------ Records

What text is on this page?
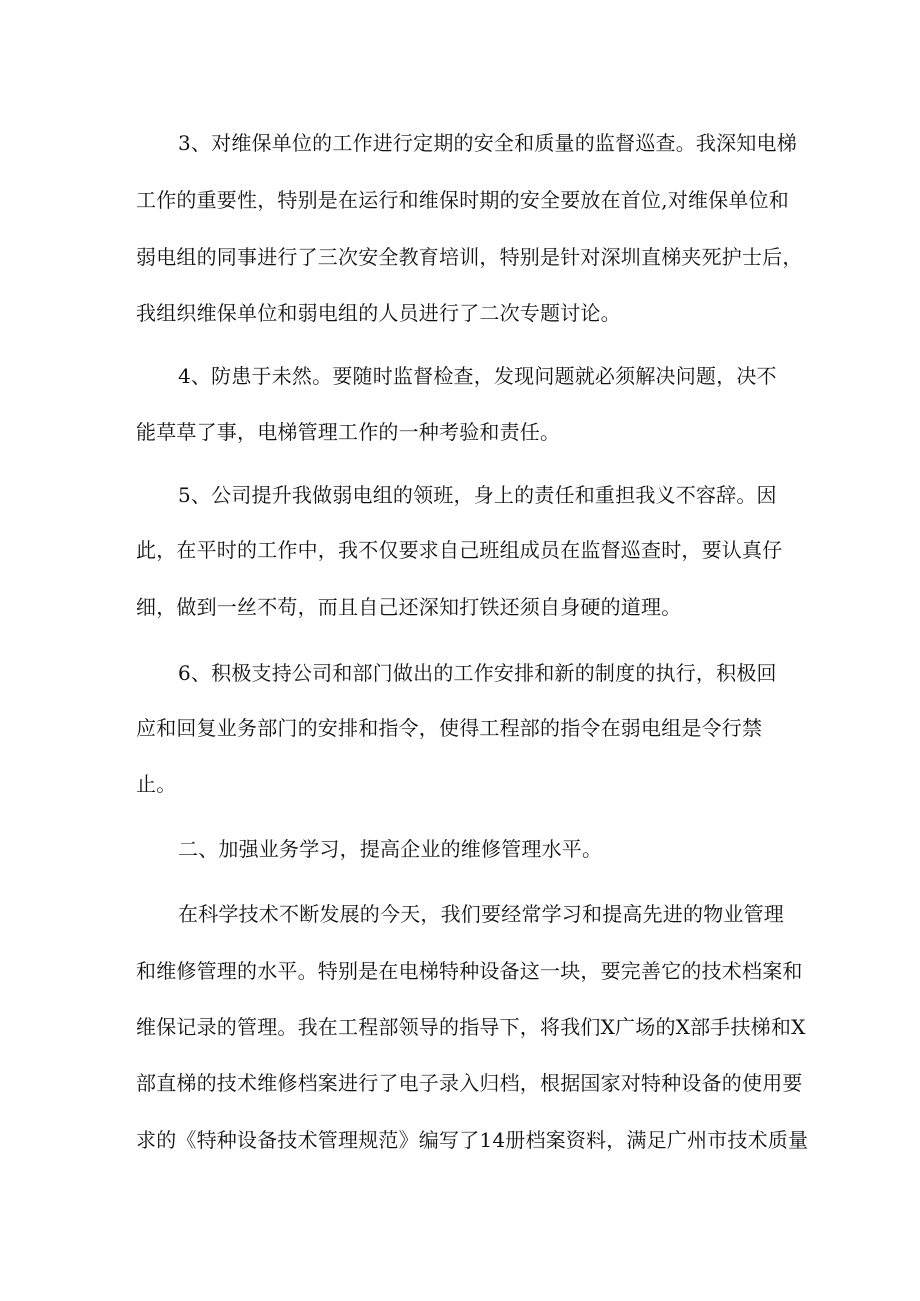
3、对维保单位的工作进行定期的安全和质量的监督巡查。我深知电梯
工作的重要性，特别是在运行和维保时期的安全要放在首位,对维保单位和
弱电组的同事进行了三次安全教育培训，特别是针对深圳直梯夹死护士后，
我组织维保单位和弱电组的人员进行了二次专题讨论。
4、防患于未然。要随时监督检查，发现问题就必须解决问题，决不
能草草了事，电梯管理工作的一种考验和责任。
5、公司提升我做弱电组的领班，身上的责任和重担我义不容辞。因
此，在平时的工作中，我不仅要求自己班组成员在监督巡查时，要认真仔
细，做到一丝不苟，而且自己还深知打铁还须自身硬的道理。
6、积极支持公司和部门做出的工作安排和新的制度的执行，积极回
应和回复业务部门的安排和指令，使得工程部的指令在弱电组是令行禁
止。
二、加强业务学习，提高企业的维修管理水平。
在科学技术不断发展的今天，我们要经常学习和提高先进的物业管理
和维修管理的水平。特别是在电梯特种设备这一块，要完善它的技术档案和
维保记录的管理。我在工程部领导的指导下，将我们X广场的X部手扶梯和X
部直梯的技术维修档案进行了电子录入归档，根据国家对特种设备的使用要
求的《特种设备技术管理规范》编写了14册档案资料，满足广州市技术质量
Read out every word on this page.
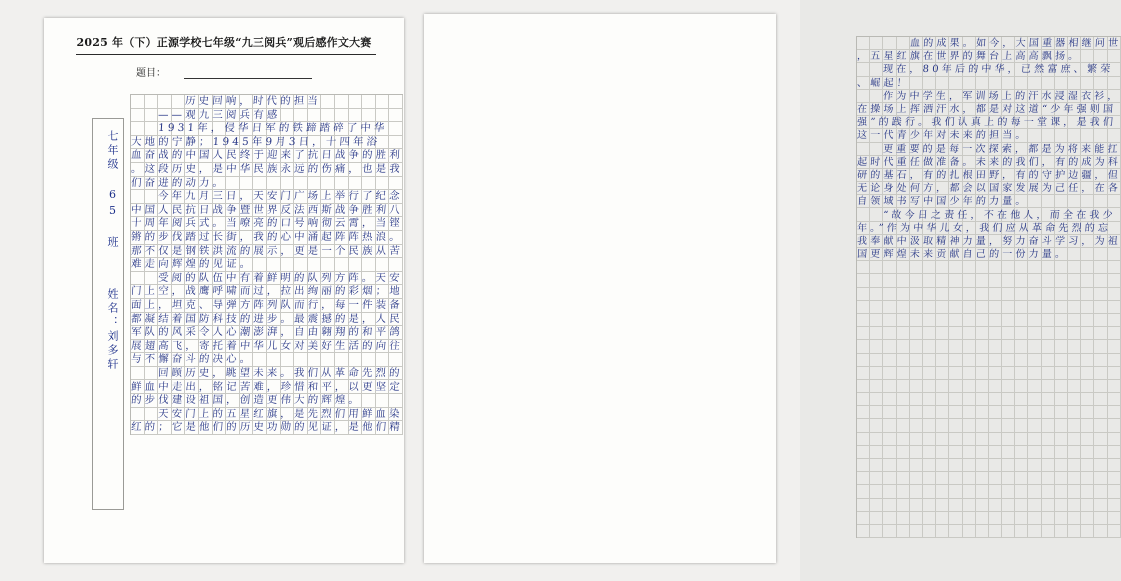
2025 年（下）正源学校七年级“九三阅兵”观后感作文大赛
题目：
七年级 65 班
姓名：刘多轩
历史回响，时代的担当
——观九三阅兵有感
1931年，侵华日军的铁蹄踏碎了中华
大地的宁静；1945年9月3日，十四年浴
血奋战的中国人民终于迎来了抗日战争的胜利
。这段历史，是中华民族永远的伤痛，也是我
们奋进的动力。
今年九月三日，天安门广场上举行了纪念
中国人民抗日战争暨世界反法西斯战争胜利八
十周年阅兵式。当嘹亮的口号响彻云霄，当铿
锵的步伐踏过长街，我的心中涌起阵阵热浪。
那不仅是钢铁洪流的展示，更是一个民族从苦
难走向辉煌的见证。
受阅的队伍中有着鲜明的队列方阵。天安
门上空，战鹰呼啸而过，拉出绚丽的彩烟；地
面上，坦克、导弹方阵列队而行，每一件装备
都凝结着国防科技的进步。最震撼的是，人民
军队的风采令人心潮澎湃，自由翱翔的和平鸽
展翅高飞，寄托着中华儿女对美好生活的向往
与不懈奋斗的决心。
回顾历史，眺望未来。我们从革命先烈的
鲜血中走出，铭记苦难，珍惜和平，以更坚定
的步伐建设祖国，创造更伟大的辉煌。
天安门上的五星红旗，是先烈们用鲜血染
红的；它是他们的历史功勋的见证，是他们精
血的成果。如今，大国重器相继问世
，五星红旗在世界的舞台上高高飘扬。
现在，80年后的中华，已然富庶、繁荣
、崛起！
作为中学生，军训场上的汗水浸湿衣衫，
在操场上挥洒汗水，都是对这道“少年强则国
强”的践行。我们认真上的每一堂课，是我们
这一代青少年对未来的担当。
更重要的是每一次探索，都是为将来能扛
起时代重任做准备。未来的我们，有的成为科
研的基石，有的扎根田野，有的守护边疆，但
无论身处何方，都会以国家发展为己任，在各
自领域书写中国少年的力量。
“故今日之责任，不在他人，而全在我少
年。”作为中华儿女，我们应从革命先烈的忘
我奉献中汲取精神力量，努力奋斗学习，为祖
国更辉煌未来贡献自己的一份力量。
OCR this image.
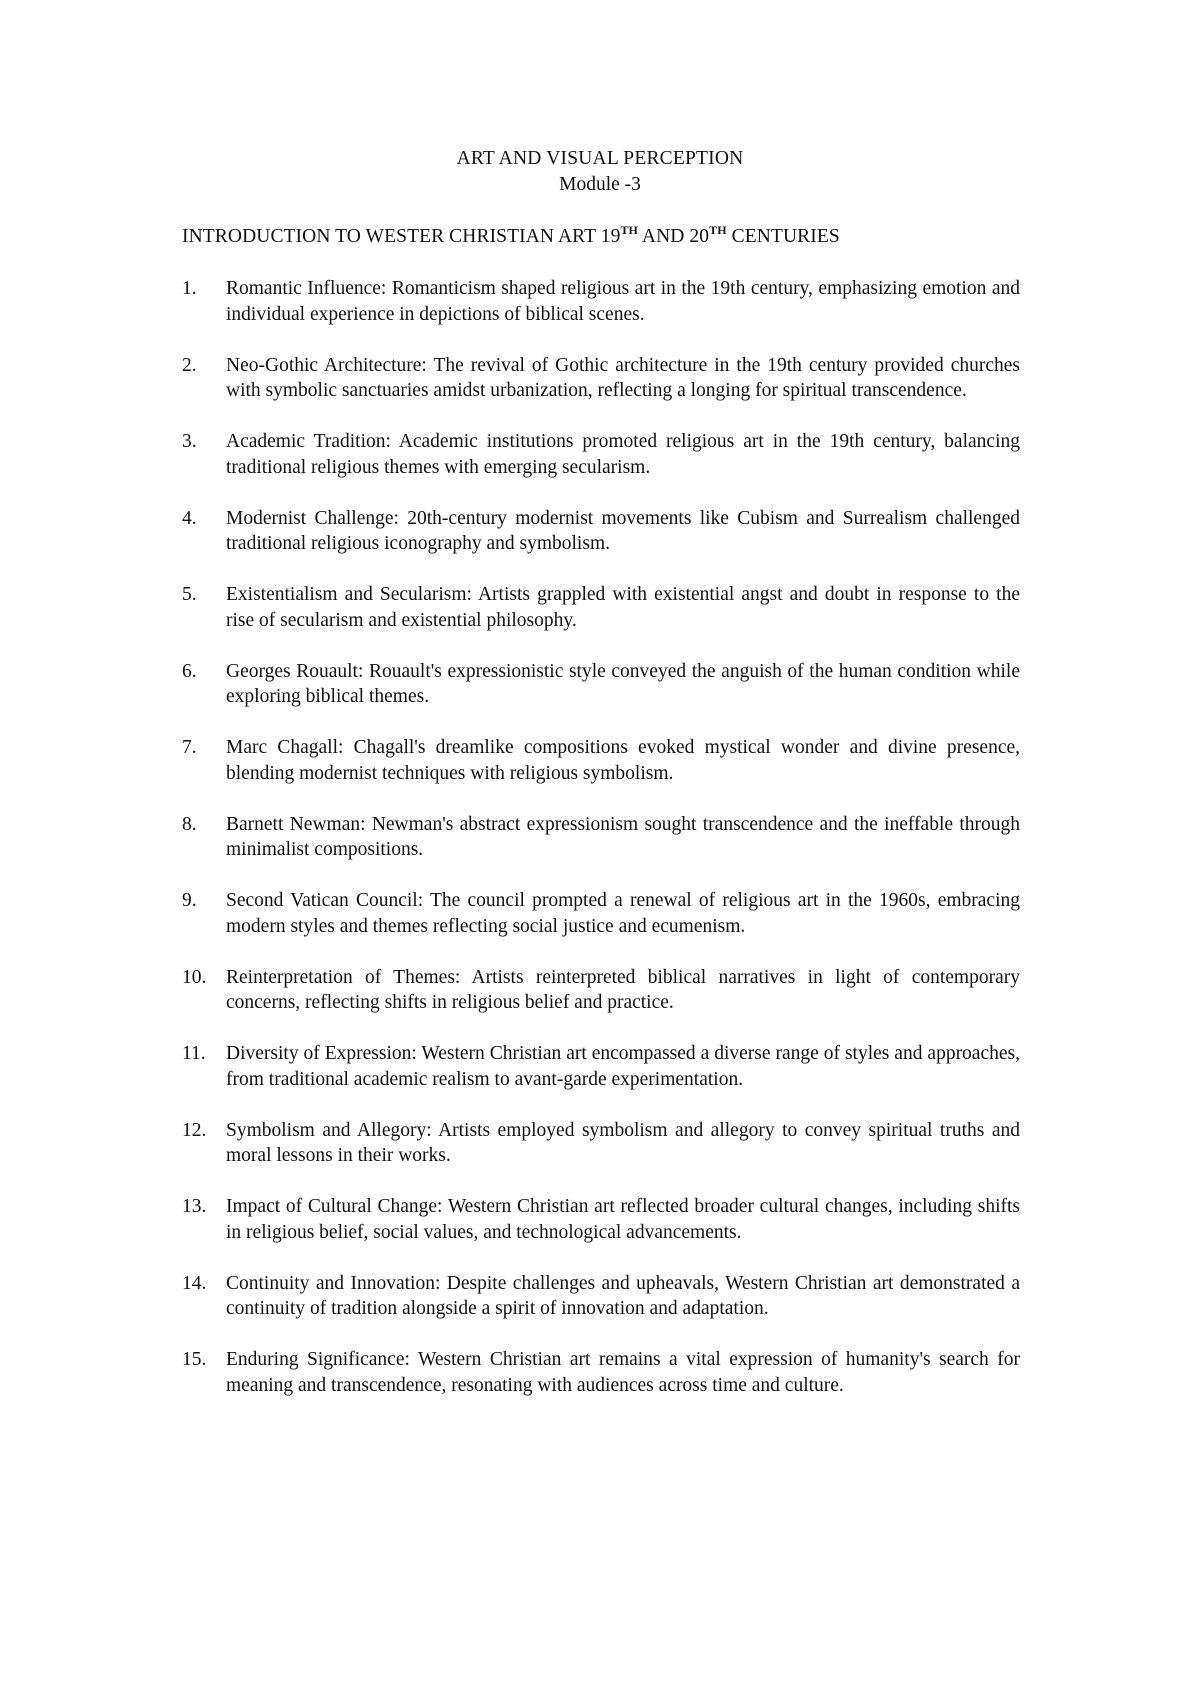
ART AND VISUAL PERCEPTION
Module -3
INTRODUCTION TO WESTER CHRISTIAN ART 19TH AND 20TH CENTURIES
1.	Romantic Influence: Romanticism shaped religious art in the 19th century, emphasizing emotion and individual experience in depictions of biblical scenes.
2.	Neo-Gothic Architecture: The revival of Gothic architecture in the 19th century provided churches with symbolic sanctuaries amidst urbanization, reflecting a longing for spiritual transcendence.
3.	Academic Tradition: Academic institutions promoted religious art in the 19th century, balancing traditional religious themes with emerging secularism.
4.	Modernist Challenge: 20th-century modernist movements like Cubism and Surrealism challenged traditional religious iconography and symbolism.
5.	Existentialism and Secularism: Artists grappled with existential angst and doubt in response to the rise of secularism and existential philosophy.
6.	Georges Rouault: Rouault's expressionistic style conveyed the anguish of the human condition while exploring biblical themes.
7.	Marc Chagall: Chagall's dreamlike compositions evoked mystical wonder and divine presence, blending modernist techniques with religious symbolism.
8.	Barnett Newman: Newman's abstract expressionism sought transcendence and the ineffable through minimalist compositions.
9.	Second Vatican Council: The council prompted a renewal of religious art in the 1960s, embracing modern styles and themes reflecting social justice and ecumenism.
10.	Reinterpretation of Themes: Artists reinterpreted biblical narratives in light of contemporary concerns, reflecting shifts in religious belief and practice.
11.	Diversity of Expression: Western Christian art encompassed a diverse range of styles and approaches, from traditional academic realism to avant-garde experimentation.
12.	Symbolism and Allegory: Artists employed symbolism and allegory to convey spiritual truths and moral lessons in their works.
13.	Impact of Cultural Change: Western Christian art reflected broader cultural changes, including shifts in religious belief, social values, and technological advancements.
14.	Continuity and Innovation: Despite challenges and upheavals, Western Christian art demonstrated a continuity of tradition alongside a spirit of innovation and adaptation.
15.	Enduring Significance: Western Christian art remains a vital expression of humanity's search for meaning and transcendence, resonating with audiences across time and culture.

------------

▸ Request:
Skip every picture and transcribe the data above exactly.

▸ Correct response:
What text is on this page?
3、对维保单位的工作进行定期的安全和质量的监督巡查。我深知电梯
工作的重要性，特别是在运行和维保时期的安全要放在首位,对维保单位和
弱电组的同事进行了三次安全教育培训，特别是针对深圳直梯夹死护士后，
我组织维保单位和弱电组的人员进行了二次专题讨论。
4、防患于未然。要随时监督检查，发现问题就必须解决问题，决不
能草草了事，电梯管理工作的一种考验和责任。
5、公司提升我做弱电组的领班，身上的责任和重担我义不容辞。因
此，在平时的工作中，我不仅要求自己班组成员在监督巡查时，要认真仔
细，做到一丝不苟，而且自己还深知打铁还须自身硬的道理。
6、积极支持公司和部门做出的工作安排和新的制度的执行，积极回
应和回复业务部门的安排和指令，使得工程部的指令在弱电组是令行禁
止。
二、加强业务学习，提高企业的维修管理水平。
在科学技术不断发展的今天，我们要经常学习和提高先进的物业管理
和维修管理的水平。特别是在电梯特种设备这一块，要完善它的技术档案和
维保记录的管理。我在工程部领导的指导下，将我们X广场的X部手扶梯和X
部直梯的技术维修档案进行了电子录入归档，根据国家对特种设备的使用要
求的《特种设备技术管理规范》编写了14册档案资料，满足广州市技术质量
Read out every word on this page.
2025 年（下）正源学校七年级“九三阅兵”观后感作文大赛
题目：
七年级 65 班
姓名：刘多轩
历史回响，时代的担当
——观九三阅兵有感
1931年，侵华日军的铁蹄踏碎了中华
大地的宁静；1945年9月3日，十四年浴
血奋战的中国人民终于迎来了抗日战争的胜利
。这段历史，是中华民族永远的伤痛，也是我
们奋进的动力。
今年九月三日，天安门广场上举行了纪念
中国人民抗日战争暨世界反法西斯战争胜利八
十周年阅兵式。当嘹亮的口号响彻云霄，当铿
锵的步伐踏过长街，我的心中涌起阵阵热浪。
那不仅是钢铁洪流的展示，更是一个民族从苦
难走向辉煌的见证。
受阅的队伍中有着鲜明的队列方阵。天安
门上空，战鹰呼啸而过，拉出绚丽的彩烟；地
面上，坦克、导弹方阵列队而行，每一件装备
都凝结着国防科技的进步。最震撼的是，人民
军队的风采令人心潮澎湃，自由翱翔的和平鸽
展翅高飞，寄托着中华儿女对美好生活的向往
与不懈奋斗的决心。
回顾历史，眺望未来。我们从革命先烈的
鲜血中走出，铭记苦难，珍惜和平，以更坚定
的步伐建设祖国，创造更伟大的辉煌。
天安门上的五星红旗，是先烈们用鲜血染
红的；它是他们的历史功勋的见证，是他们精
血的成果。如今，大国重器相继问世
，五星红旗在世界的舞台上高高飘扬。
现在，80年后的中华，已然富庶、繁荣
、崛起！
作为中学生，军训场上的汗水浸湿衣衫，
在操场上挥洒汗水，都是对这道“少年强则国
强”的践行。我们认真上的每一堂课，是我们
这一代青少年对未来的担当。
更重要的是每一次探索，都是为将来能扛
起时代重任做准备。未来的我们，有的成为科
研的基石，有的扎根田野，有的守护边疆，但
无论身处何方，都会以国家发展为己任，在各
自领域书写中国少年的力量。
“故今日之责任，不在他人，而全在我少
年。”作为中华儿女，我们应从革命先烈的忘
我奉献中汲取精神力量，努力奋斗学习，为祖
国更辉煌未来贡献自己的一份力量。
OCR this image.
ART AND VISUAL PERCEPTION
Module -3
INTRODUCTION TO WESTER CHRISTIAN ART 19TH AND 20TH CENTURIES
1.	Romantic Influence: Romanticism shaped religious art in the 19th century, emphasizing emotion and individual experience in depictions of biblical scenes.
2.	Neo-Gothic Architecture: The revival of Gothic architecture in the 19th century provided churches with symbolic sanctuaries amidst urbanization, reflecting a longing for spiritual transcendence.
3.	Academic Tradition: Academic institutions promoted religious art in the 19th century, balancing traditional religious themes with emerging secularism.
4.	Modernist Challenge: 20th-century modernist movements like Cubism and Surrealism challenged traditional religious iconography and symbolism.
5.	Existentialism and Secularism: Artists grappled with existential angst and doubt in response to the rise of secularism and existential philosophy.
6.	Georges Rouault: Rouault's expressionistic style conveyed the anguish of the human condition while exploring biblical themes.
7.	Marc Chagall: Chagall's dreamlike compositions evoked mystical wonder and divine presence, blending modernist techniques with religious symbolism.
8.	Barnett Newman: Newman's abstract expressionism sought transcendence and the ineffable through minimalist compositions.
9.	Second Vatican Council: The council prompted a renewal of religious art in the 1960s, embracing modern styles and themes reflecting social justice and ecumenism.
10.	Reinterpretation of Themes: Artists reinterpreted biblical narratives in light of contemporary concerns, reflecting shifts in religious belief and practice.
11.	Diversity of Expression: Western Christian art encompassed a diverse range of styles and approaches, from traditional academic realism to avant-garde experimentation.
12.	Symbolism and Allegory: Artists employed symbolism and allegory to convey spiritual truths and moral lessons in their works.
13.	Impact of Cultural Change: Western Christian art reflected broader cultural changes, including shifts in religious belief, social values, and technological advancements.
14.	Continuity and Innovation: Despite challenges and upheavals, Western Christian art demonstrated a continuity of tradition alongside a spirit of innovation and adaptation.
15.	Enduring Significance: Western Christian art remains a vital expression of humanity's search for meaning and transcendence, resonating with audiences across time and culture.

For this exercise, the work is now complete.